## Exercise details:
Reproduce verbatim the stretch of the source records below from the line containing "Circle shape — [946, 132, 963, 150]" through the line containing "Circle shape — [738, 657, 759, 677]", both lines included.

Start Task input

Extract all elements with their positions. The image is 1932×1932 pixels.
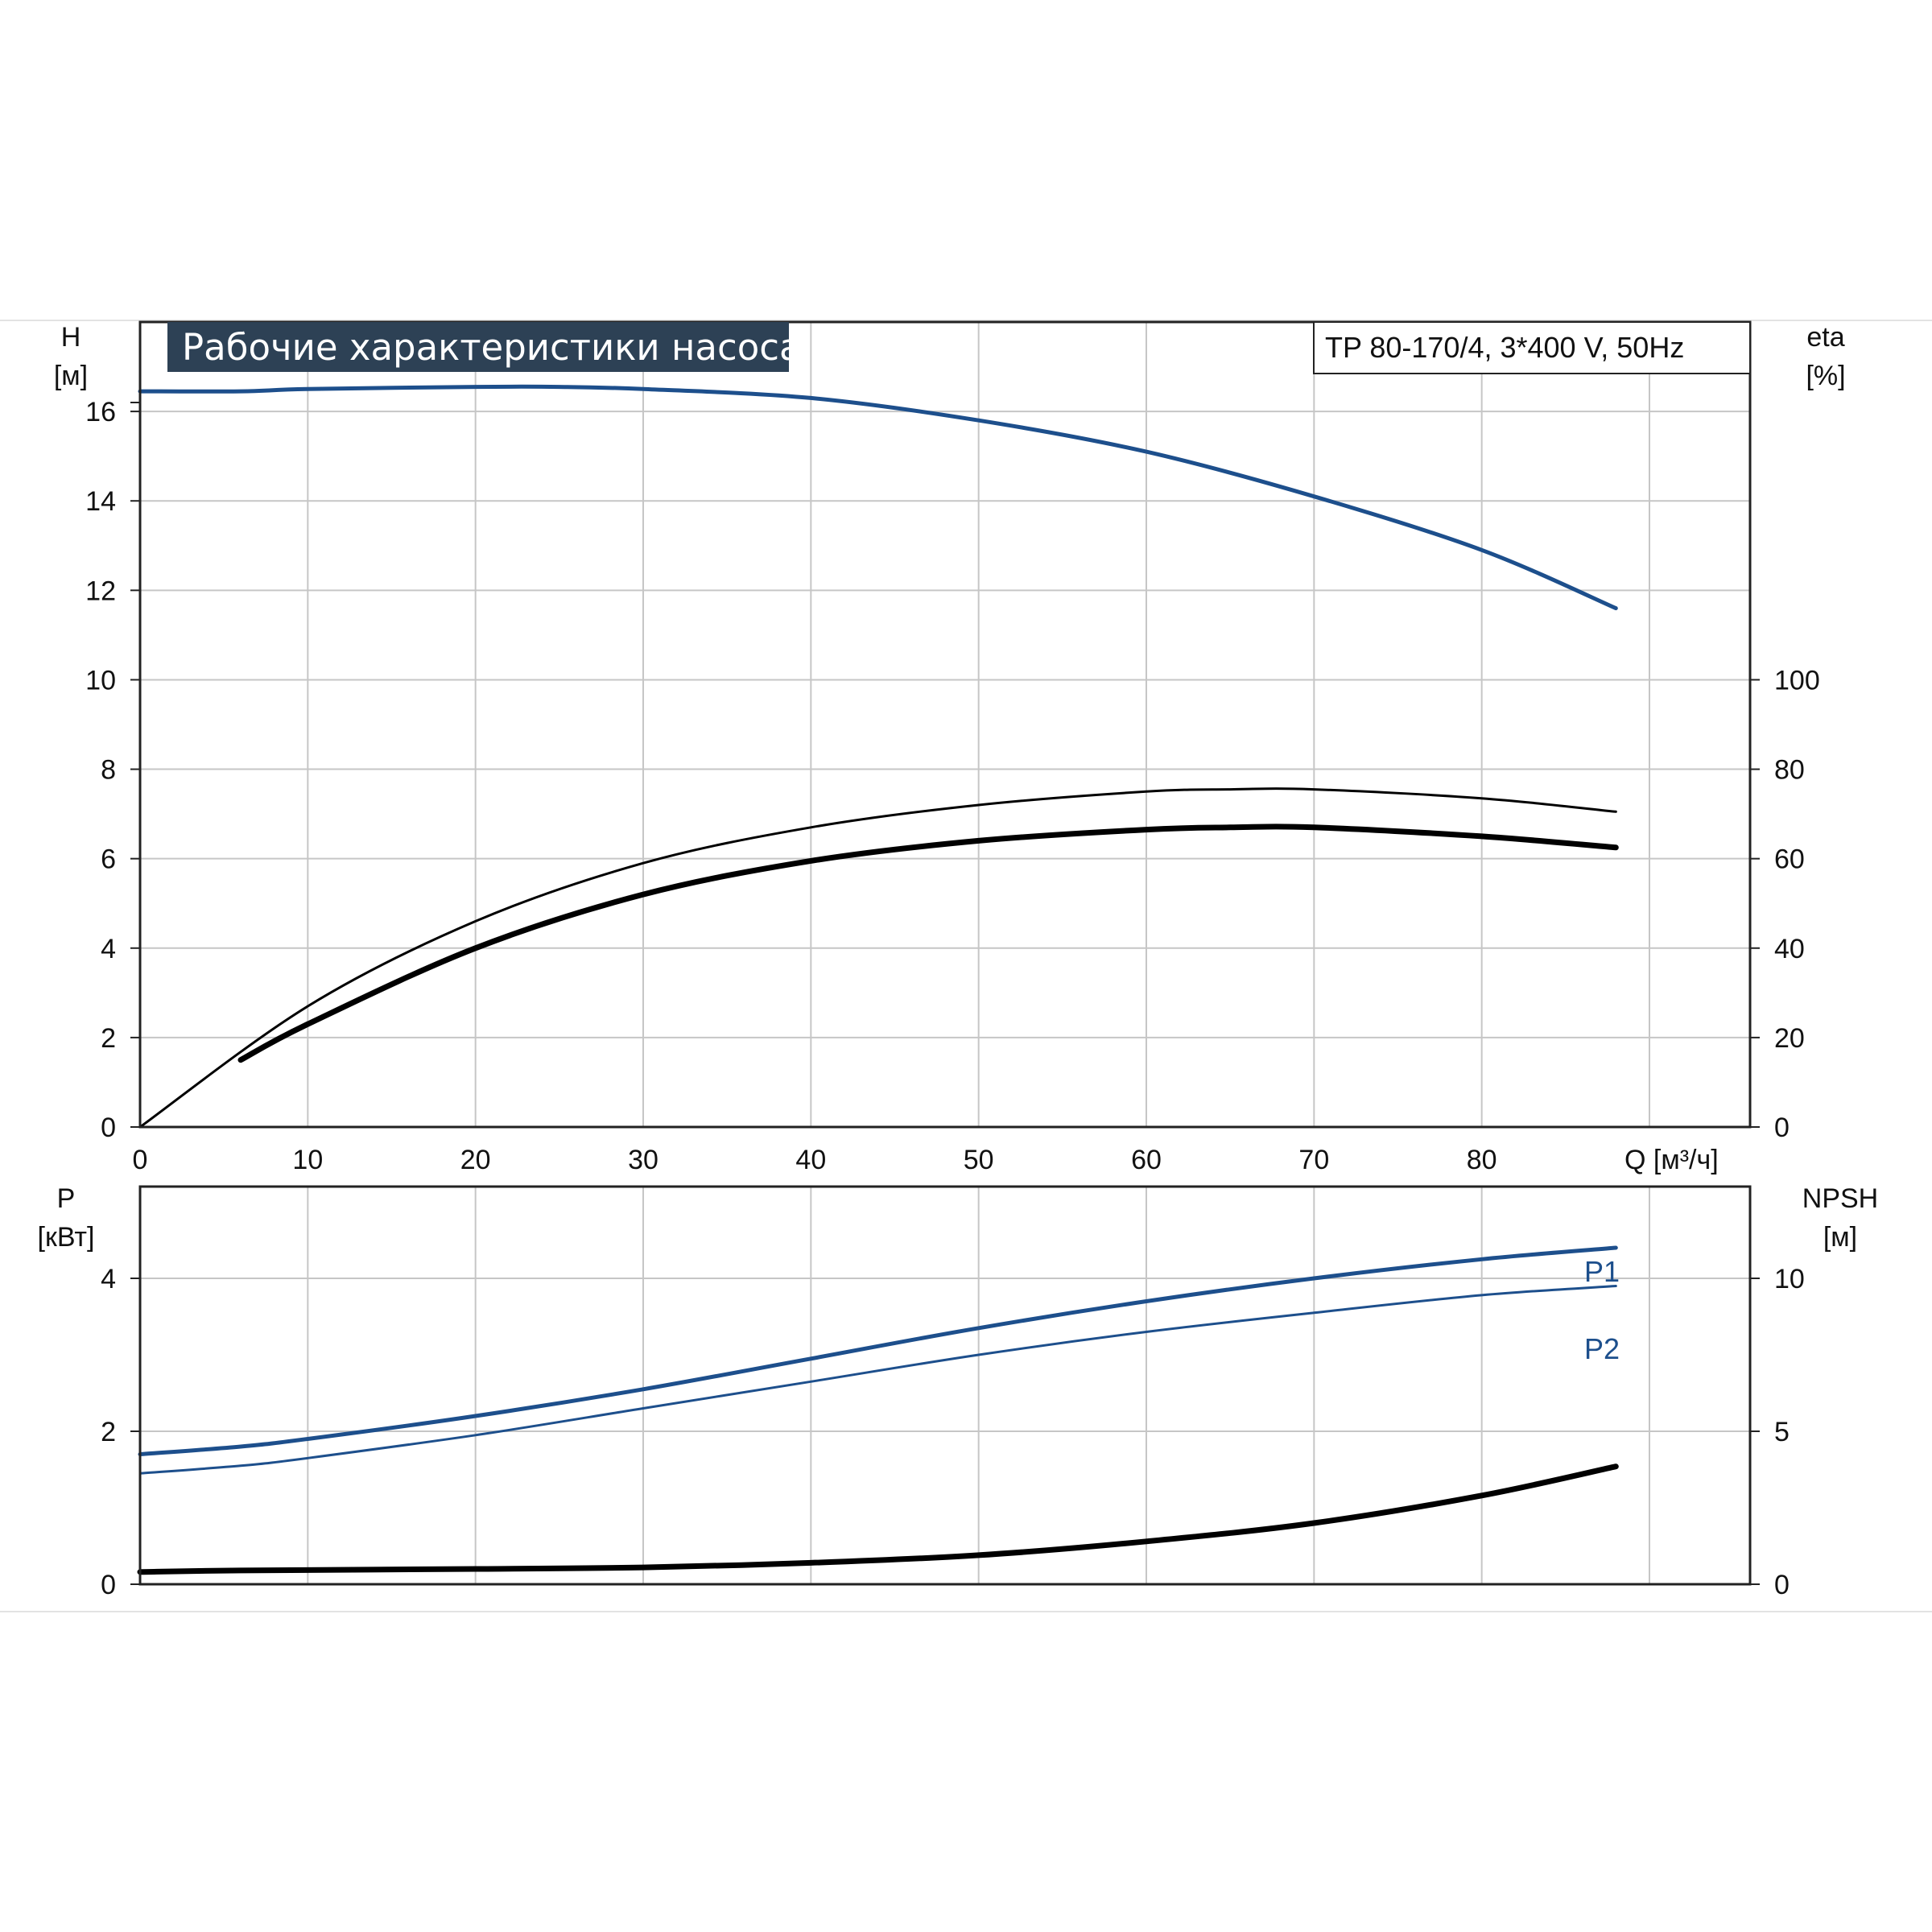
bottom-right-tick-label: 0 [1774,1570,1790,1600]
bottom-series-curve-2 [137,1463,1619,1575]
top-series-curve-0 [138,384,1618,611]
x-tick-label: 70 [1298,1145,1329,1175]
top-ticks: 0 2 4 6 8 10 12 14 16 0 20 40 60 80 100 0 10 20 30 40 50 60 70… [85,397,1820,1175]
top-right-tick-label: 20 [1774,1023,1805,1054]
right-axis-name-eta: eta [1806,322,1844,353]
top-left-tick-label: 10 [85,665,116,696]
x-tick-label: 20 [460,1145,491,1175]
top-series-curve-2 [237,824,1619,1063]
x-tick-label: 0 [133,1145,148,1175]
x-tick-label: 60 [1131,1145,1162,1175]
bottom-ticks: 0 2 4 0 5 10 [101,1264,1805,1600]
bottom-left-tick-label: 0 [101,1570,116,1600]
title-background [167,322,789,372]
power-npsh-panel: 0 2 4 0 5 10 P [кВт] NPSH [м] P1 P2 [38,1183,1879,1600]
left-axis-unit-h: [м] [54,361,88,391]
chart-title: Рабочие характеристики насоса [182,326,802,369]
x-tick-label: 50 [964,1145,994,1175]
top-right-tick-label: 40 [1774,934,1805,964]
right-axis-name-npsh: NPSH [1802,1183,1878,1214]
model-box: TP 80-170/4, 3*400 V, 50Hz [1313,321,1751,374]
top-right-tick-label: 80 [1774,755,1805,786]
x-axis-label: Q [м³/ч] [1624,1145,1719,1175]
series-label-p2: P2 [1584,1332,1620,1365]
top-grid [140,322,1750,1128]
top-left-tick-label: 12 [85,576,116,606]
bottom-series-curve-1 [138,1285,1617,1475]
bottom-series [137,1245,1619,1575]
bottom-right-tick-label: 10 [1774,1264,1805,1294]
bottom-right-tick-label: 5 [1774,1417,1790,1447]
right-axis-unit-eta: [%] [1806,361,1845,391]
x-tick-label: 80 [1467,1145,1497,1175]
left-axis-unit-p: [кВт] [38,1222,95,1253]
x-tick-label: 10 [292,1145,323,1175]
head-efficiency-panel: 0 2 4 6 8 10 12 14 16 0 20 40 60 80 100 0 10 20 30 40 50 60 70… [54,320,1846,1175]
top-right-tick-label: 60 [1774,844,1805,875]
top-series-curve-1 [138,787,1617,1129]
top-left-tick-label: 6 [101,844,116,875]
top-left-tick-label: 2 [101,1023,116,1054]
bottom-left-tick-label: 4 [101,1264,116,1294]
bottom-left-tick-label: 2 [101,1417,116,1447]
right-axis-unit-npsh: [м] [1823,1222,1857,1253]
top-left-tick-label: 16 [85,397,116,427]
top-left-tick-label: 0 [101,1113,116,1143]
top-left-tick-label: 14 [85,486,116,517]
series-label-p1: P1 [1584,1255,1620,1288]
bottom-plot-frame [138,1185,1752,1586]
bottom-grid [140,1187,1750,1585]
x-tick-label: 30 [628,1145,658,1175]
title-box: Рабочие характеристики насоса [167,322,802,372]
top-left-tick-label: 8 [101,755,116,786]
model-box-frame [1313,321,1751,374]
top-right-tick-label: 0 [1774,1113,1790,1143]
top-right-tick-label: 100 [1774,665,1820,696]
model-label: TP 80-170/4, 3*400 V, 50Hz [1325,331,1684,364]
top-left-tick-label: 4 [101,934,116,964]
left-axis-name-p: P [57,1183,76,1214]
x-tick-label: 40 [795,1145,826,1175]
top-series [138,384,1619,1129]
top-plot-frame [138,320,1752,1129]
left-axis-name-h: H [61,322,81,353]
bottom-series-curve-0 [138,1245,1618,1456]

End Task input
Start Task input

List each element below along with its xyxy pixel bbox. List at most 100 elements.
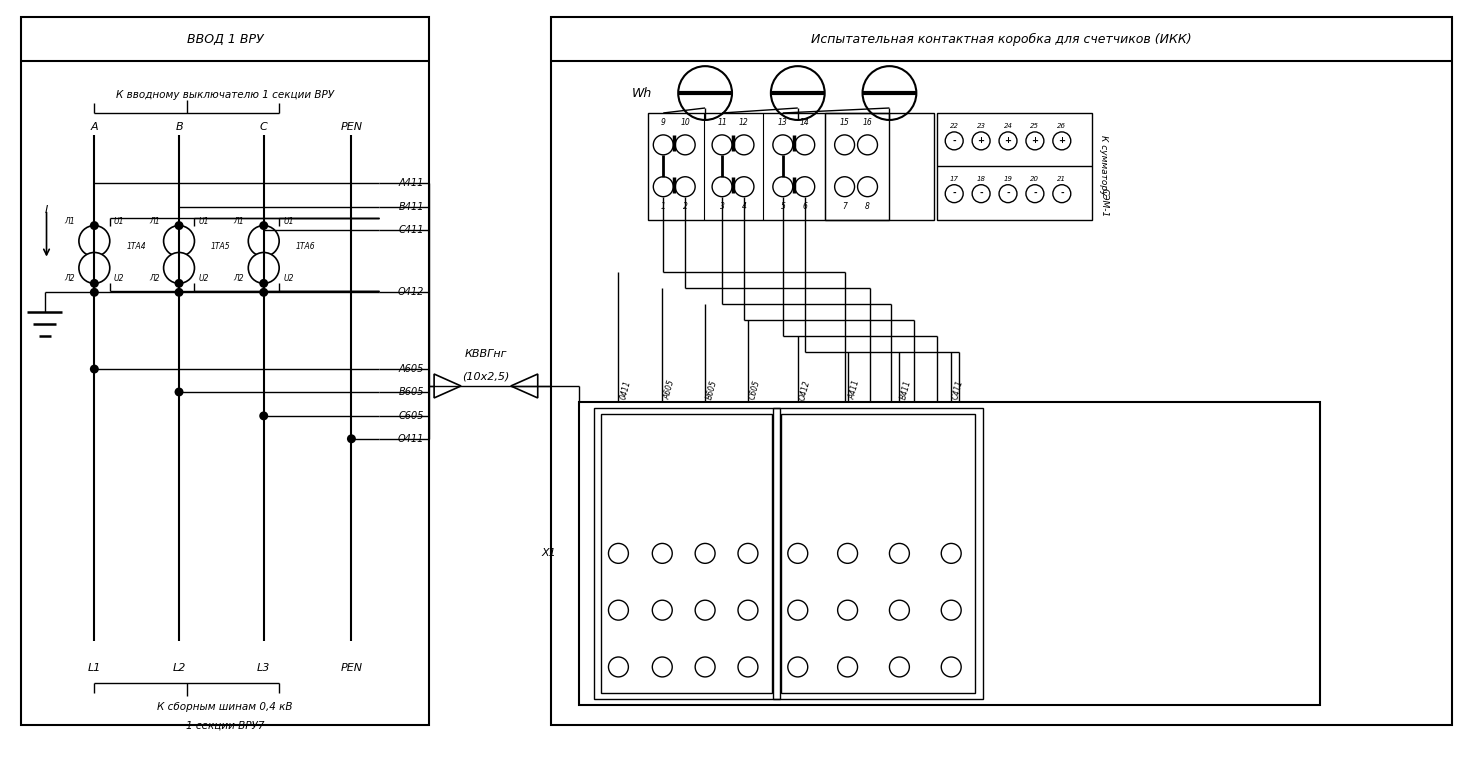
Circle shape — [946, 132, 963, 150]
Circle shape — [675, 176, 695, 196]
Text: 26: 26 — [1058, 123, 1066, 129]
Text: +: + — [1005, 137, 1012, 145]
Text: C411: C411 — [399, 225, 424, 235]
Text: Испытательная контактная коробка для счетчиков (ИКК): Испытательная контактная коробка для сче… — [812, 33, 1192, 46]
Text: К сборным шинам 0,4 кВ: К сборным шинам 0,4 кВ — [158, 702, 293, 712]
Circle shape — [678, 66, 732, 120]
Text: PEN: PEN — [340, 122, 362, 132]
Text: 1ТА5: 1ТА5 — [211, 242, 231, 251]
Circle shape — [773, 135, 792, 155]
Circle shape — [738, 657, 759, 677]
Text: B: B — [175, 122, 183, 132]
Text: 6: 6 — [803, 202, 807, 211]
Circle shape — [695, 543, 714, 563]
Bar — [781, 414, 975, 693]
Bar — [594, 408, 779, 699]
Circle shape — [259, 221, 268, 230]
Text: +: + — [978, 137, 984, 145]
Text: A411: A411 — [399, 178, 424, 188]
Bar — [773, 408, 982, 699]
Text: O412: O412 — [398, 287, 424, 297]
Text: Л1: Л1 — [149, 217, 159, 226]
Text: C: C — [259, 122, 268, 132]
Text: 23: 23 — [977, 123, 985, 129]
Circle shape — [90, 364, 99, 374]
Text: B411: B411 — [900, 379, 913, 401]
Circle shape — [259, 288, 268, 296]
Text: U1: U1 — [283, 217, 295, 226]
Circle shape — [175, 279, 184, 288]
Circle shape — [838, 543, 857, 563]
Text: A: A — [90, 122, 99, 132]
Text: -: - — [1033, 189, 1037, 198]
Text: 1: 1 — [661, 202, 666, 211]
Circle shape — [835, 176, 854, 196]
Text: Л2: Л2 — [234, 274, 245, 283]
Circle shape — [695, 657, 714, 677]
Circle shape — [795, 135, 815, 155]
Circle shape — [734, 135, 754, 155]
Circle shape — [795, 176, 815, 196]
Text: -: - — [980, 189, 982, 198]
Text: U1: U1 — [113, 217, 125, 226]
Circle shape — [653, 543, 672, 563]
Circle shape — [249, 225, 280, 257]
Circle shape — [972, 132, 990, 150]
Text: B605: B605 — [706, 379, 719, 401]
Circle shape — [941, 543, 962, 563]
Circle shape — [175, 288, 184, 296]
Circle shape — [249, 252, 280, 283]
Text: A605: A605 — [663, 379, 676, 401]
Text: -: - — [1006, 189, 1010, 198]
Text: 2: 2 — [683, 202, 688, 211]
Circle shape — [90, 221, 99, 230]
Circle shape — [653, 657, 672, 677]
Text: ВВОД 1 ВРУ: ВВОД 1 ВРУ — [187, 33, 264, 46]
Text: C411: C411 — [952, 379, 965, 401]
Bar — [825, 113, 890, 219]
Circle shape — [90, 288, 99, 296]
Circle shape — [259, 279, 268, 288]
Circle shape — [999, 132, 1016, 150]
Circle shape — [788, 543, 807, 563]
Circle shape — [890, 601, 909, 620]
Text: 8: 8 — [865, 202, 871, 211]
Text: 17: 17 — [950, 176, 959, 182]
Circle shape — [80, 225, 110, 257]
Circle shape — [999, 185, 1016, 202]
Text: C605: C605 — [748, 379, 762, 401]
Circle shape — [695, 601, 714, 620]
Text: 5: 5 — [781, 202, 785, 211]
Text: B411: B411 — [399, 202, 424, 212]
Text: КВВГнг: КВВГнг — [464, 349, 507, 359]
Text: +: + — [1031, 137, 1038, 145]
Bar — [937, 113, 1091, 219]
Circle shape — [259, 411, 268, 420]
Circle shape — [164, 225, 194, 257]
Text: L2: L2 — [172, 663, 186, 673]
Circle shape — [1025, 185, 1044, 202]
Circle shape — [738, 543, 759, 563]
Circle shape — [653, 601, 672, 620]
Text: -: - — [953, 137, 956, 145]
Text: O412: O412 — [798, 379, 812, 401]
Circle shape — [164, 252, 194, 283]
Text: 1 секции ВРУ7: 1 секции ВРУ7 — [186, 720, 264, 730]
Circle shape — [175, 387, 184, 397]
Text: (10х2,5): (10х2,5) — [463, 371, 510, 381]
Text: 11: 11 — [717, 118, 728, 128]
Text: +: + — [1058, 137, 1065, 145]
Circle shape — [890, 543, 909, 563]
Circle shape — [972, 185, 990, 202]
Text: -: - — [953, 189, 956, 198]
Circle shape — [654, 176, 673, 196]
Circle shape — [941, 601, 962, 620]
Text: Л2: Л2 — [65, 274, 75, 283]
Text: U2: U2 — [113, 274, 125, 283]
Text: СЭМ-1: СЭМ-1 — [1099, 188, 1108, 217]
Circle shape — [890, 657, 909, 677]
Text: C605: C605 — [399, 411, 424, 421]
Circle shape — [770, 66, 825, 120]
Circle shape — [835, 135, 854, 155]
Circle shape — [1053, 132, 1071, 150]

End Task input
Start Task input

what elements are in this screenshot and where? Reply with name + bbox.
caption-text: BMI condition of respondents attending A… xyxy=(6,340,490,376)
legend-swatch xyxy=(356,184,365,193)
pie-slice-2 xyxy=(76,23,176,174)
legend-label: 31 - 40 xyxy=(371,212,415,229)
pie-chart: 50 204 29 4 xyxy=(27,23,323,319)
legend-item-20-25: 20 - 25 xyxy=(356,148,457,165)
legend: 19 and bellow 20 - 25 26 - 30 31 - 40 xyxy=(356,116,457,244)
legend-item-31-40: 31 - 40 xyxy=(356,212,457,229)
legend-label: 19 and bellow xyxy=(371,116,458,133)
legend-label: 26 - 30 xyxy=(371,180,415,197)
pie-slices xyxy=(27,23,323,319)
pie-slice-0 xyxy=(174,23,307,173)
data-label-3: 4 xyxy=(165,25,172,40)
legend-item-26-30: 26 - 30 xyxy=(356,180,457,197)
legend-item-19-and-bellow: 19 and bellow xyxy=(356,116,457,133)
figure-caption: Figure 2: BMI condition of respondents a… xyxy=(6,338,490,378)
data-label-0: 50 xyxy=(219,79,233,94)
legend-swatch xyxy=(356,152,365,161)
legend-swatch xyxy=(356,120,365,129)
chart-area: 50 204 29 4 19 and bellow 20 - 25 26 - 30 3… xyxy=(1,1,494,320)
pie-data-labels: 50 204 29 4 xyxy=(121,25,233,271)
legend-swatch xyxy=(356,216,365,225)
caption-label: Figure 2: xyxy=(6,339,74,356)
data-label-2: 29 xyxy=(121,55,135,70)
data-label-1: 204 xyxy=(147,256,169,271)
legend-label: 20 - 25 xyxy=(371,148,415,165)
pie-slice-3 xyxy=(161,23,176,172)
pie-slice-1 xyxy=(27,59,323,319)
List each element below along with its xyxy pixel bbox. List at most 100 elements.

End Task input

## Result:
Circle shape — [946, 132, 963, 150]
Circle shape — [675, 176, 695, 196]
Text: 26: 26 — [1058, 123, 1066, 129]
Text: +: + — [1005, 137, 1012, 145]
Text: C411: C411 — [399, 225, 424, 235]
Text: Испытательная контактная коробка для счетчиков (ИКК): Испытательная контактная коробка для сче… — [812, 33, 1192, 46]
Text: К сборным шинам 0,4 кВ: К сборным шинам 0,4 кВ — [158, 702, 293, 712]
Circle shape — [678, 66, 732, 120]
Text: PEN: PEN — [340, 122, 362, 132]
Text: 1ТА5: 1ТА5 — [211, 242, 231, 251]
Circle shape — [773, 135, 792, 155]
Circle shape — [738, 657, 759, 677]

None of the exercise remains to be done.